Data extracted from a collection
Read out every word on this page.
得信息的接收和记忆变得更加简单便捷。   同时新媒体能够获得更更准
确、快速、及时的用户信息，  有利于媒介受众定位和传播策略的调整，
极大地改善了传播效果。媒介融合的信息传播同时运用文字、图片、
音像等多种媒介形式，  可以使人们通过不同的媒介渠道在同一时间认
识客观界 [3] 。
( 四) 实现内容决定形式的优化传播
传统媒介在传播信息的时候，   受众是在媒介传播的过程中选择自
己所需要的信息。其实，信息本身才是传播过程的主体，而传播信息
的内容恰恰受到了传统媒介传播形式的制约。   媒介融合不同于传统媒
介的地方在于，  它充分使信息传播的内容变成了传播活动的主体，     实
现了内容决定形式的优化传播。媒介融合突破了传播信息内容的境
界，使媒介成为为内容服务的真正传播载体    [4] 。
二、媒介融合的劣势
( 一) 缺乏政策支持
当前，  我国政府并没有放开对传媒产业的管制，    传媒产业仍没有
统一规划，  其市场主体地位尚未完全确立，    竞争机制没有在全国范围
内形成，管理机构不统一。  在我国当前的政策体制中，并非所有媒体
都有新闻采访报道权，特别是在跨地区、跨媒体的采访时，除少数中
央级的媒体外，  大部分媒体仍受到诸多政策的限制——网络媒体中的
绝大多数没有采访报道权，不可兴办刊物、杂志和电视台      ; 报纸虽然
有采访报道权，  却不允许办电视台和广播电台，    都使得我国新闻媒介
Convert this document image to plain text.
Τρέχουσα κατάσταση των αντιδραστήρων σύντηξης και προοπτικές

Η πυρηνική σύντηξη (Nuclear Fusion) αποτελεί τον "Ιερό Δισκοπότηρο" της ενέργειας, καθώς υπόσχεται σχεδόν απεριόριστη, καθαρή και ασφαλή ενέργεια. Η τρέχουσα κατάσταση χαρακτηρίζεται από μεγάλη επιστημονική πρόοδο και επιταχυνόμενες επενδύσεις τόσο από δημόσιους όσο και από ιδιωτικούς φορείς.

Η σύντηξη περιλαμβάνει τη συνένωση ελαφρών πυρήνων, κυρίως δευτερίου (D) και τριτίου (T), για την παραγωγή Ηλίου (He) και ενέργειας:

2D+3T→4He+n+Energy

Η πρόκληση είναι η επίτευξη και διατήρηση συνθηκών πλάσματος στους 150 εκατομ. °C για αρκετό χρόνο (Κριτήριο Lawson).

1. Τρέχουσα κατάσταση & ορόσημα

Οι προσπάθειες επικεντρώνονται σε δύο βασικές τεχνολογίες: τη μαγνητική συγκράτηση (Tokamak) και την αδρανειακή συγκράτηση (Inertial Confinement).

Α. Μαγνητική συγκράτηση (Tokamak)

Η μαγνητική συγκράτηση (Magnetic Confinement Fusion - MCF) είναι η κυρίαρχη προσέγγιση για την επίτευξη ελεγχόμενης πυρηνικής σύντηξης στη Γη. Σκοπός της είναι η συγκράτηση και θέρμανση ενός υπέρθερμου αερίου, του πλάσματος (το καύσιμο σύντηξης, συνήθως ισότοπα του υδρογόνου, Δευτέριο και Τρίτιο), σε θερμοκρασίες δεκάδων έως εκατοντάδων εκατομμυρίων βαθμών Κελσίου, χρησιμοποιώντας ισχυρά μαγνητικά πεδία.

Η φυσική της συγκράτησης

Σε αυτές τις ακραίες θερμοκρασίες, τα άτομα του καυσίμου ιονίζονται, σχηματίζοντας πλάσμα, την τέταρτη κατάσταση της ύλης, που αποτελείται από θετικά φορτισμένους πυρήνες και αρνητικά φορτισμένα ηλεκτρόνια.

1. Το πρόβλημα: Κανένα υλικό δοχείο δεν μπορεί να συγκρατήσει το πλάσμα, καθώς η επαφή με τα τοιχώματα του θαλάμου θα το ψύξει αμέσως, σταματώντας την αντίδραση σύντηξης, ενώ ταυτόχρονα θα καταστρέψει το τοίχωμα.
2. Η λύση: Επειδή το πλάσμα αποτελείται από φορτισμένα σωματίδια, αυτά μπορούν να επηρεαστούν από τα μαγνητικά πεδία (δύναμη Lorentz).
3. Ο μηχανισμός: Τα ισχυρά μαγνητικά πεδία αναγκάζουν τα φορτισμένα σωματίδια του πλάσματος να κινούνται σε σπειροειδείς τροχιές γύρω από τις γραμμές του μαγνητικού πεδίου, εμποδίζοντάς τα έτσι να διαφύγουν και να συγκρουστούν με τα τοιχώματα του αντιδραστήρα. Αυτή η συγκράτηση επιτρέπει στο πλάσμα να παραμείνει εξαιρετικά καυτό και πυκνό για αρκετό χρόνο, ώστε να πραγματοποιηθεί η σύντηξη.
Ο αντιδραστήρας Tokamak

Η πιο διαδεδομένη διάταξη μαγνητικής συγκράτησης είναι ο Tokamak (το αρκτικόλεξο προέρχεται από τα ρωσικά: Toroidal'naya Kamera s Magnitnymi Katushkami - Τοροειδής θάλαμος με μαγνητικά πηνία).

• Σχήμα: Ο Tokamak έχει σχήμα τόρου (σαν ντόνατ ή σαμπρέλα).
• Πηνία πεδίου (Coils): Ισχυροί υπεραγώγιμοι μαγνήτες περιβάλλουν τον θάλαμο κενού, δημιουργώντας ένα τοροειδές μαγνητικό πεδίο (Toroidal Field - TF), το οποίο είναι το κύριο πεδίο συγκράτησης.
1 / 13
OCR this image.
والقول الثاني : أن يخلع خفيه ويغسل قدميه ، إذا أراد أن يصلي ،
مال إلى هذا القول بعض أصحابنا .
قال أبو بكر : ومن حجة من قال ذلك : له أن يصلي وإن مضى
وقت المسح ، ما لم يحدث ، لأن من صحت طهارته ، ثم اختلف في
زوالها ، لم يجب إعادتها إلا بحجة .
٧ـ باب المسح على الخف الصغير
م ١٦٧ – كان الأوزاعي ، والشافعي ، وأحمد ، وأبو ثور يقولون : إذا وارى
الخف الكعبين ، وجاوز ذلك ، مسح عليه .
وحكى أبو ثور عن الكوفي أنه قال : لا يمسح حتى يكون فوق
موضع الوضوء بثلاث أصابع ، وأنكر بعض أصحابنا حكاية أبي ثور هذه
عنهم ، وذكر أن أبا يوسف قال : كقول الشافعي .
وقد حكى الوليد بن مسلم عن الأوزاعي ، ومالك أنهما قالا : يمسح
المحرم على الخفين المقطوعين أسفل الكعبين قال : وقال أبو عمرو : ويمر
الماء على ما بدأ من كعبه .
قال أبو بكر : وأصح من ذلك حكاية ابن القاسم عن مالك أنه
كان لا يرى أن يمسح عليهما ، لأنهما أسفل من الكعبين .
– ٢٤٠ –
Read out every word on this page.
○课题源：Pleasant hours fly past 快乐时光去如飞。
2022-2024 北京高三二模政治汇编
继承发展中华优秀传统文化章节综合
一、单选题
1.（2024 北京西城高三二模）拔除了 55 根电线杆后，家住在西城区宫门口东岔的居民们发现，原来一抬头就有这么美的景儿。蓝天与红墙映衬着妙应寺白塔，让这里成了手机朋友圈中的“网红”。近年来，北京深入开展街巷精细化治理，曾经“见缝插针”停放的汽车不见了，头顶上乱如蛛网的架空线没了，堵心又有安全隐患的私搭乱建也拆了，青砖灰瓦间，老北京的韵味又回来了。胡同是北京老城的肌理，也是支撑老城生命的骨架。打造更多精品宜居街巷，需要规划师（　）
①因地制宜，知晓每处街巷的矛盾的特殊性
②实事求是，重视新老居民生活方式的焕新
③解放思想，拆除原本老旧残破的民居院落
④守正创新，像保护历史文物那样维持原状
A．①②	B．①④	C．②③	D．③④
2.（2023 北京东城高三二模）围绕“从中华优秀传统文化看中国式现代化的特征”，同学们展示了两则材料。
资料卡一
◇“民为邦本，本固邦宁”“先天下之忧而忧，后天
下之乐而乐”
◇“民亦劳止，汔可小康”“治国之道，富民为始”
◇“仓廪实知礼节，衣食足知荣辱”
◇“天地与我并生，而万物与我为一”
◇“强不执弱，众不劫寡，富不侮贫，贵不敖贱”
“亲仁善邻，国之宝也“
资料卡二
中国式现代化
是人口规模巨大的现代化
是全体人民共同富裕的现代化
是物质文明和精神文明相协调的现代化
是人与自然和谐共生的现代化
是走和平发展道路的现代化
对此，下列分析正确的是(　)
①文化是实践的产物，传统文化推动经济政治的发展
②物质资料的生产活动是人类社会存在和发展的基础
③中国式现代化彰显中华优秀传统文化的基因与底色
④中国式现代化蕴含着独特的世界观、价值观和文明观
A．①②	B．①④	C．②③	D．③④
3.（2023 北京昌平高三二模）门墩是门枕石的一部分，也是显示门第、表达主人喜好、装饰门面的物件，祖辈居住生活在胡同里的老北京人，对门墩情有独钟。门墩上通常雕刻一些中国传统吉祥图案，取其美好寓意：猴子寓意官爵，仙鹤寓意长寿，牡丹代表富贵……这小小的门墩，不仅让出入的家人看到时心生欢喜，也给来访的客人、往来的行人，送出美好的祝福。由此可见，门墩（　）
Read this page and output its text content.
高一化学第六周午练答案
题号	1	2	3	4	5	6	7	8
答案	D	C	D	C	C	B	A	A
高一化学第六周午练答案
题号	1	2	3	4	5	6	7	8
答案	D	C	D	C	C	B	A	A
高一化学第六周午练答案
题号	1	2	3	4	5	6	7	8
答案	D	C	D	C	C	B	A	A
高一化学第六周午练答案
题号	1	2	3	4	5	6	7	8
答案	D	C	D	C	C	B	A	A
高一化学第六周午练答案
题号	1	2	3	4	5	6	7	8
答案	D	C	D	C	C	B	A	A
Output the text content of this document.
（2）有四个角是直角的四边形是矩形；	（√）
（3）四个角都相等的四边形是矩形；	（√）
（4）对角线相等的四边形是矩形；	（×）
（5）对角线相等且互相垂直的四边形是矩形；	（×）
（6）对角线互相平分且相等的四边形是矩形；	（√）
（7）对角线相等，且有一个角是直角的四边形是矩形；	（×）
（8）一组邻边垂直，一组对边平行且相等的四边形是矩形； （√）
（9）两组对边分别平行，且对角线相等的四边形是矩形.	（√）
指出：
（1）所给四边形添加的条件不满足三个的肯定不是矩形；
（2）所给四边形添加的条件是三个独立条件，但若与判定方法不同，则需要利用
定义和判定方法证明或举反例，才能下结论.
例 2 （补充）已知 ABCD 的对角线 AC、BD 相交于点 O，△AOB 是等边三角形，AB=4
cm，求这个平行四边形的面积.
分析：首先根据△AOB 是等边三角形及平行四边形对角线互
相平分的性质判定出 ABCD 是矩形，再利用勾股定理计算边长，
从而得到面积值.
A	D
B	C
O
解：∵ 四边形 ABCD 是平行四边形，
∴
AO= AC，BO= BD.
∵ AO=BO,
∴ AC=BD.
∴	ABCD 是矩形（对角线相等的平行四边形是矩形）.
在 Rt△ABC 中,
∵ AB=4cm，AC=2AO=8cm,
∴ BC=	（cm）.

PROBLEM DETAILS
Return each line where "document" shows up.

RESPONSE TO THIS TASK
Convert this document image to plain text.
Output the text content of this document.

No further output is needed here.